> [GIVEN EXERCISE] Filter the entries below, keeping only lines with the word "faire".

— BEGIN RECORD EXCERPTS —

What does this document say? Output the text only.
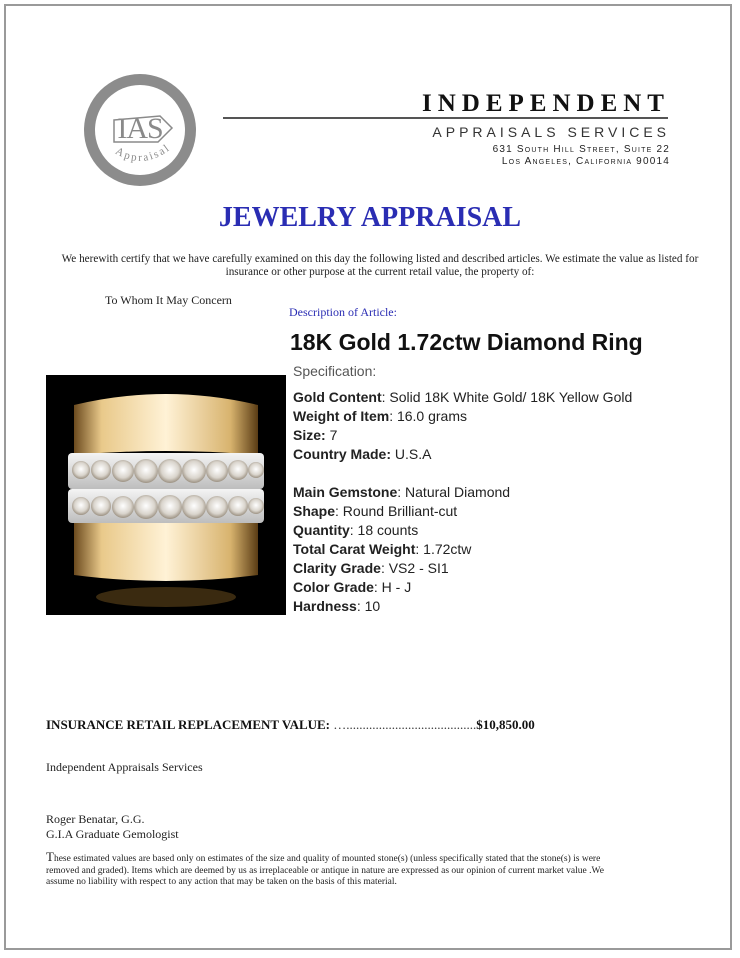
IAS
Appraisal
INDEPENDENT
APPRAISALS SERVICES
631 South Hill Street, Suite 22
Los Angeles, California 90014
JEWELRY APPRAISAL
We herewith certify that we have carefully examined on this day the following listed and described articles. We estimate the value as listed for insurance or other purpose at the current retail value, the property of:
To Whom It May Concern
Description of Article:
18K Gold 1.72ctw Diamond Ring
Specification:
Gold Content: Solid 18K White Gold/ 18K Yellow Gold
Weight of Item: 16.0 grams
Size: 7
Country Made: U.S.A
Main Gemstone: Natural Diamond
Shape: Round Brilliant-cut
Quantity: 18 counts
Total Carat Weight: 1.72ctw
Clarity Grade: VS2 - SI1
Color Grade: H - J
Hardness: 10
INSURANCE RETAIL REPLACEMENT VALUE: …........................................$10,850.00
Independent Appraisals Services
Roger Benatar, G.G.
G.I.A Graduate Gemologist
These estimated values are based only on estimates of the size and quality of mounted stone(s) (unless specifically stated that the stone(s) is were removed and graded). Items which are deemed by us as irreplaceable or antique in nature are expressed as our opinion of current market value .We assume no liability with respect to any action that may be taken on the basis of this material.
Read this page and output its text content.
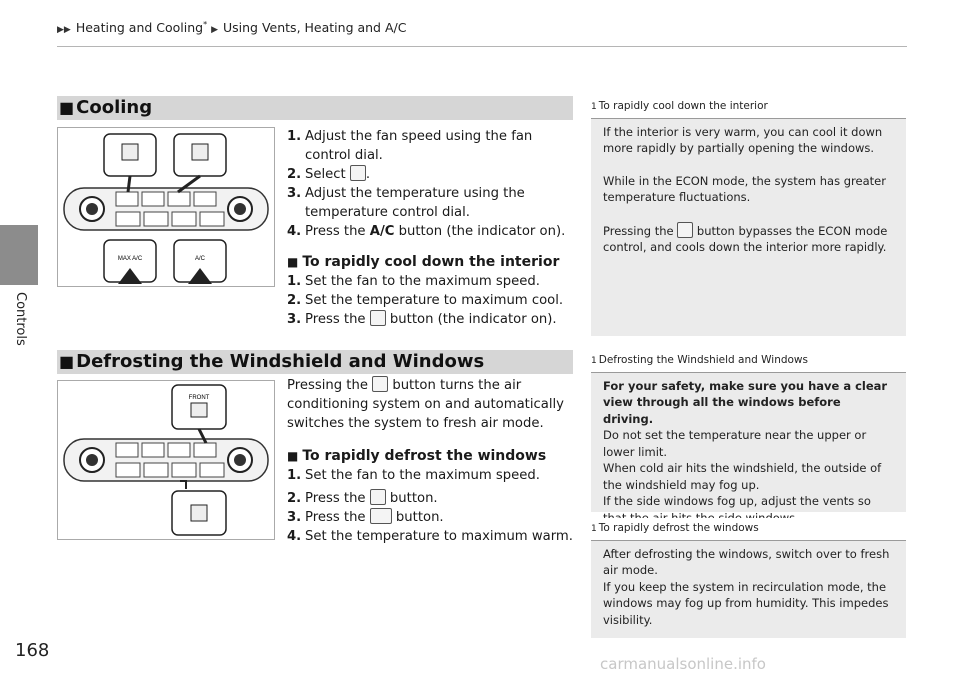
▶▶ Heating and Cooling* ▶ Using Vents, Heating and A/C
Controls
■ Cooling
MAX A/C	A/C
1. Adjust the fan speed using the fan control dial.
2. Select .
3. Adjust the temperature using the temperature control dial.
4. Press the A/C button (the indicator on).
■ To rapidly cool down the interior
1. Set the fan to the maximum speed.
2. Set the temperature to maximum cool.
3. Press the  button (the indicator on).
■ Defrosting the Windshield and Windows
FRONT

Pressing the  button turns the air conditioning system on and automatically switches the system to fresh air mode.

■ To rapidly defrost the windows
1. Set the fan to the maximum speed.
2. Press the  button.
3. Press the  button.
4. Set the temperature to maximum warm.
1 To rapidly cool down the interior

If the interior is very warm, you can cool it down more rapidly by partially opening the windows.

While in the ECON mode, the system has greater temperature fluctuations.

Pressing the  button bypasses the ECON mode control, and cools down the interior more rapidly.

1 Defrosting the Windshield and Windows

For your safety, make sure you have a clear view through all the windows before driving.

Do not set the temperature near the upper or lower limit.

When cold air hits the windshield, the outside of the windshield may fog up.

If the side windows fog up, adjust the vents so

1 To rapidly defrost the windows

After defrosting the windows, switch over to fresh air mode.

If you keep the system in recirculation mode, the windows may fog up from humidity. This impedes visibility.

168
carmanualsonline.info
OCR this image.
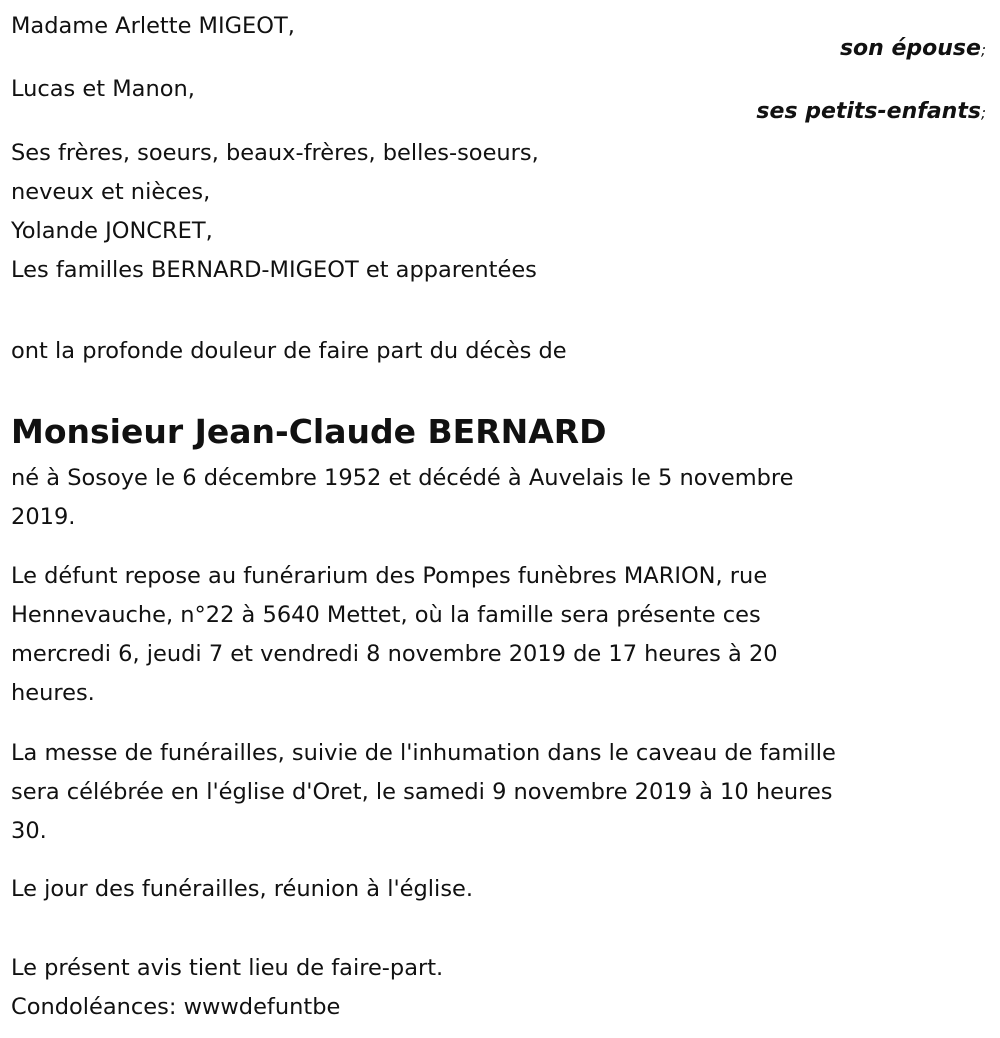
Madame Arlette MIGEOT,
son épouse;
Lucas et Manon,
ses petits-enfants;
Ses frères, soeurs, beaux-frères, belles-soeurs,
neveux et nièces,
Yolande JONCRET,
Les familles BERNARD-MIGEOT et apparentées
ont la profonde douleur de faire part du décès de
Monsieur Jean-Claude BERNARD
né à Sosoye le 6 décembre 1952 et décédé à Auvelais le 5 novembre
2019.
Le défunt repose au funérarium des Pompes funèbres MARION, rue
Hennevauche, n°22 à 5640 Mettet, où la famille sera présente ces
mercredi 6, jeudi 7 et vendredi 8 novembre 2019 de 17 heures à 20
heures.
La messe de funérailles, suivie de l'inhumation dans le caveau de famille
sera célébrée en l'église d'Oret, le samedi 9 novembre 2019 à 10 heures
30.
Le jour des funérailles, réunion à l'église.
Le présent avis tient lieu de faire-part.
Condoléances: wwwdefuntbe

— END RECORD EXCERPTS —

> [WRITTEN RESPONSE]
ont la profonde douleur de faire part du décès de
Le présent avis tient lieu de faire-part.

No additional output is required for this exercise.